Say how many lines of the listing below contain "optional", giving the number and nothing else.

----------------

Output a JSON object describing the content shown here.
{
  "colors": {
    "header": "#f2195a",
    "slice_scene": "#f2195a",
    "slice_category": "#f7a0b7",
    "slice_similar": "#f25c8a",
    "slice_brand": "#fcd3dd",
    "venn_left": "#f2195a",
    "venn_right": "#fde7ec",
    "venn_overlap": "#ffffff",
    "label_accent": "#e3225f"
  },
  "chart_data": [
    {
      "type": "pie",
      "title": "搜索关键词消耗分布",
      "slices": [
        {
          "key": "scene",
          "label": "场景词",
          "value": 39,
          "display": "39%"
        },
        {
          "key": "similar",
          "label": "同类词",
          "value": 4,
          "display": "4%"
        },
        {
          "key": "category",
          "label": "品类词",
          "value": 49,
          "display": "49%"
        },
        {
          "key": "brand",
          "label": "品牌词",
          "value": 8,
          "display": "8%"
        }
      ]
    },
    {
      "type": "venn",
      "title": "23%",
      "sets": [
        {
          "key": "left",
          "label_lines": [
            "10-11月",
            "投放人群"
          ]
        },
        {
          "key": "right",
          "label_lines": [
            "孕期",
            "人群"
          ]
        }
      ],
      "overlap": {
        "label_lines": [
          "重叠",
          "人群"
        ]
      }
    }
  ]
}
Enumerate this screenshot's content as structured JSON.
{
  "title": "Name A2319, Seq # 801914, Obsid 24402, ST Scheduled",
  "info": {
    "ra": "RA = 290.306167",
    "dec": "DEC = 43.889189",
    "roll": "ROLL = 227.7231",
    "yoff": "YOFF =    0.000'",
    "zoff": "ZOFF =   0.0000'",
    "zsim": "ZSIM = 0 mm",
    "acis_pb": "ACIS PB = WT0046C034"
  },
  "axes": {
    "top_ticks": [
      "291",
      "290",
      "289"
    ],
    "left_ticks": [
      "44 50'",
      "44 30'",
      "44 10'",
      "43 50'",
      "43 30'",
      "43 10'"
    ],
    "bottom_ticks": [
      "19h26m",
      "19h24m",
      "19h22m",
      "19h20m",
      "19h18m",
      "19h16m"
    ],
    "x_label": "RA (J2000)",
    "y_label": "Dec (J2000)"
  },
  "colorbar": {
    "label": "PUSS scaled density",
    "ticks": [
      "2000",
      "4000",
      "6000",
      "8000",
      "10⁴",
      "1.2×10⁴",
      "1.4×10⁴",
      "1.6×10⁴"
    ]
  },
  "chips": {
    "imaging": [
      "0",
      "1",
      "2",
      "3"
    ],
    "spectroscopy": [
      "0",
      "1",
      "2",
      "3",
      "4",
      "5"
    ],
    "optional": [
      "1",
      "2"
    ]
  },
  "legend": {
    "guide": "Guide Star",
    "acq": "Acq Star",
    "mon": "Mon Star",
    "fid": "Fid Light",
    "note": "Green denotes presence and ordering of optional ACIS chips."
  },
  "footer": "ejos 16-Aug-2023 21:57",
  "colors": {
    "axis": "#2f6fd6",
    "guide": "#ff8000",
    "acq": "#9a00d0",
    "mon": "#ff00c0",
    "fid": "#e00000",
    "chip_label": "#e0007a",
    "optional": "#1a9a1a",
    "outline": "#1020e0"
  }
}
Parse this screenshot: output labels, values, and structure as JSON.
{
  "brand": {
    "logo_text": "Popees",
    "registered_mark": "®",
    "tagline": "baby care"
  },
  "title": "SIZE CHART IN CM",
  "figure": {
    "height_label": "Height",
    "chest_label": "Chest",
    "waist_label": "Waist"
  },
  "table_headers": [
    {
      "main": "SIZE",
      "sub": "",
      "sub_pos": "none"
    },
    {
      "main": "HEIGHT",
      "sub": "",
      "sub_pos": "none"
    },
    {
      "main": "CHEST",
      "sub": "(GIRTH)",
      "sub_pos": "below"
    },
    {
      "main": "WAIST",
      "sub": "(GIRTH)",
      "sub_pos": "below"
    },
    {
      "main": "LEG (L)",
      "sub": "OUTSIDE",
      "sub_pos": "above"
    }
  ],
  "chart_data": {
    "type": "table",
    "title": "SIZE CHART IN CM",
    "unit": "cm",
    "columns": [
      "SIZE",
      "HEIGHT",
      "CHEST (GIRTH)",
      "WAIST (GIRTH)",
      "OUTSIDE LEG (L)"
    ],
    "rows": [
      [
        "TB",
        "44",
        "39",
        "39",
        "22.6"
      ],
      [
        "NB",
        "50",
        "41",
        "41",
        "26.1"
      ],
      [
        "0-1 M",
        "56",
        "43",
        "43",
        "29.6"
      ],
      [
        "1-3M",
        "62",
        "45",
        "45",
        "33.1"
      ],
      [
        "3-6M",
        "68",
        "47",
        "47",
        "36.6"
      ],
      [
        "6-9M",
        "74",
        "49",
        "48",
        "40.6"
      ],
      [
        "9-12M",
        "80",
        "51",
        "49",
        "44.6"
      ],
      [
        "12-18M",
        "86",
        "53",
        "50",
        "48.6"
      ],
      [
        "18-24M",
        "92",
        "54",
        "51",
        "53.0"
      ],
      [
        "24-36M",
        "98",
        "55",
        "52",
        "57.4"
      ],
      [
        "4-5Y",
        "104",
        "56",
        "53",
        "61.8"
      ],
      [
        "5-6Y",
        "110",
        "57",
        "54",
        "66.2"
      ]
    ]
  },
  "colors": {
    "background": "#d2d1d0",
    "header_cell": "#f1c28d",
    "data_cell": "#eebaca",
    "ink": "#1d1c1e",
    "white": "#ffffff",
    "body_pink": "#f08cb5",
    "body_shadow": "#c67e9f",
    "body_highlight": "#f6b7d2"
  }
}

----------------

*Exercise response:*
3